* BEGIN *

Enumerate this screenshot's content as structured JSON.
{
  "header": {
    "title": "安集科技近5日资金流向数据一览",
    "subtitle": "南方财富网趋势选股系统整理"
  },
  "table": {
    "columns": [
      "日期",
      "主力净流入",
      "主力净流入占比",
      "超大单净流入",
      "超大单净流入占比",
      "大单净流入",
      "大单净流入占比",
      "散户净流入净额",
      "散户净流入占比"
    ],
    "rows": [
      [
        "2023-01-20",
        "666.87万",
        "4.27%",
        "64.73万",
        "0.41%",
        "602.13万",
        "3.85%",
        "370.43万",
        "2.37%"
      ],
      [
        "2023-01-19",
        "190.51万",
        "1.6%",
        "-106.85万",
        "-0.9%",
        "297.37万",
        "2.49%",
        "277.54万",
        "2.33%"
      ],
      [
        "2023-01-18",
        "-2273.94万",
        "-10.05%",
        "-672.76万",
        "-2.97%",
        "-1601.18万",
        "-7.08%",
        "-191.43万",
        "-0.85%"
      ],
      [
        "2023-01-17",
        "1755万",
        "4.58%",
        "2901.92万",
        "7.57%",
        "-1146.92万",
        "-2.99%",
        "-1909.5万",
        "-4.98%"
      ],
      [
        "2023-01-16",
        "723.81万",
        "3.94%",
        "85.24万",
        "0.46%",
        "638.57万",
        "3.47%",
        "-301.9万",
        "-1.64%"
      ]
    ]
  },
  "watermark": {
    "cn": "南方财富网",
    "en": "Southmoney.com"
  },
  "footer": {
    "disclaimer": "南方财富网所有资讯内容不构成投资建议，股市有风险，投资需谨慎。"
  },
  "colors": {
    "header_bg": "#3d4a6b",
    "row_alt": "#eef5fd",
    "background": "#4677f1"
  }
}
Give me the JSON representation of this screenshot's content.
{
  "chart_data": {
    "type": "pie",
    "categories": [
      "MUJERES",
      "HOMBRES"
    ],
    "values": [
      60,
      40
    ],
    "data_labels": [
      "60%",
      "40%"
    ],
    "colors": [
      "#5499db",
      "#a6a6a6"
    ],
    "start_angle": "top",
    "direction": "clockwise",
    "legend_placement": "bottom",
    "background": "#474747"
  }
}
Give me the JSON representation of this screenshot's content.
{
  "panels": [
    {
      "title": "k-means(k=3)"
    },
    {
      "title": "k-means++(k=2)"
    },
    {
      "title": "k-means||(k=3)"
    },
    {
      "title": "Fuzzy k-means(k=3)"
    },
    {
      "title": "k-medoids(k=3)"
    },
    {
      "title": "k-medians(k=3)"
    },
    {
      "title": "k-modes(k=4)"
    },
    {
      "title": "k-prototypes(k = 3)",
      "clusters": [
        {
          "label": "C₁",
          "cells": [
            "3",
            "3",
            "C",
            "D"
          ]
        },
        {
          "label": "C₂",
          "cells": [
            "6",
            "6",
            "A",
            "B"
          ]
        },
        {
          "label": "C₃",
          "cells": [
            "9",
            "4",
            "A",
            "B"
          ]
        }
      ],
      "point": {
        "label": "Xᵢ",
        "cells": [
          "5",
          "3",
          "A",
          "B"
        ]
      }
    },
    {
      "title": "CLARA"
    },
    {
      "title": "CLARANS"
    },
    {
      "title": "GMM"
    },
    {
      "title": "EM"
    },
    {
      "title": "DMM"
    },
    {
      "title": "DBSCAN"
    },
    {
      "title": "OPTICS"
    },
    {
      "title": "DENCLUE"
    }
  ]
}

* END *

*INSTRUCTION*. Copy out the full listing exactly.

*ANSWER TO THE EXERCISE*.
Enumerate this screenshot's content as structured JSON.
{
  "header": {
    "title": "安集科技近5日资金流向数据一览",
    "subtitle": "南方财富网趋势选股系统整理"
  },
  "table": {
    "columns": [
      "日期",
      "主力净流入",
      "主力净流入占比",
      "超大单净流入",
      "超大单净流入占比",
      "大单净流入",
      "大单净流入占比",
      "散户净流入净额",
      "散户净流入占比"
    ],
    "rows": [
      [
        "2023-01-20",
        "666.87万",
        "4.27%",
        "64.73万",
        "0.41%",
        "602.13万",
        "3.85%",
        "370.43万",
        "2.37%"
      ],
      [
        "2023-01-19",
        "190.51万",
        "1.6%",
        "-106.85万",
        "-0.9%",
        "297.37万",
        "2.49%",
        "277.54万",
        "2.33%"
      ],
      [
        "2023-01-18",
        "-2273.94万",
        "-10.05%",
        "-672.76万",
        "-2.97%",
        "-1601.18万",
        "-7.08%",
        "-191.43万",
        "-0.85%"
      ],
      [
        "2023-01-17",
        "1755万",
        "4.58%",
        "2901.92万",
        "7.57%",
        "-1146.92万",
        "-2.99%",
        "-1909.5万",
        "-4.98%"
      ],
      [
        "2023-01-16",
        "723.81万",
        "3.94%",
        "85.24万",
        "0.46%",
        "638.57万",
        "3.47%",
        "-301.9万",
        "-1.64%"
      ]
    ]
  },
  "watermark": {
    "cn": "南方财富网",
    "en": "Southmoney.com"
  },
  "footer": {
    "disclaimer": "南方财富网所有资讯内容不构成投资建议，股市有风险，投资需谨慎。"
  },
  "colors": {
    "header_bg": "#3d4a6b",
    "row_alt": "#eef5fd",
    "background": "#4677f1"
  }
}
Give me the JSON representation of this screenshot's content.
{
  "chart_data": {
    "type": "pie",
    "categories": [
      "MUJERES",
      "HOMBRES"
    ],
    "values": [
      60,
      40
    ],
    "data_labels": [
      "60%",
      "40%"
    ],
    "colors": [
      "#5499db",
      "#a6a6a6"
    ],
    "start_angle": "top",
    "direction": "clockwise",
    "legend_placement": "bottom",
    "background": "#474747"
  }
}
Give me the JSON representation of this screenshot's content.
{
  "panels": [
    {
      "title": "k-means(k=3)"
    },
    {
      "title": "k-means++(k=2)"
    },
    {
      "title": "k-means||(k=3)"
    },
    {
      "title": "Fuzzy k-means(k=3)"
    },
    {
      "title": "k-medoids(k=3)"
    },
    {
      "title": "k-medians(k=3)"
    },
    {
      "title": "k-modes(k=4)"
    },
    {
      "title": "k-prototypes(k = 3)",
      "clusters": [
        {
          "label": "C₁",
          "cells": [
            "3",
            "3",
            "C",
            "D"
          ]
        },
        {
          "label": "C₂",
          "cells": [
            "6",
            "6",
            "A",
            "B"
          ]
        },
        {
          "label": "C₃",
          "cells": [
            "9",
            "4",
            "A",
            "B"
          ]
        }
      ],
      "point": {
        "label": "Xᵢ",
        "cells": [
          "5",
          "3",
          "A",
          "B"
        ]
      }
    },
    {
      "title": "CLARA"
    },
    {
      "title": "CLARANS"
    },
    {
      "title": "GMM"
    },
    {
      "title": "EM"
    },
    {
      "title": "DMM"
    },
    {
      "title": "DBSCAN"
    },
    {
      "title": "OPTICS"
    },
    {
      "title": "DENCLUE"
    }
  ]
}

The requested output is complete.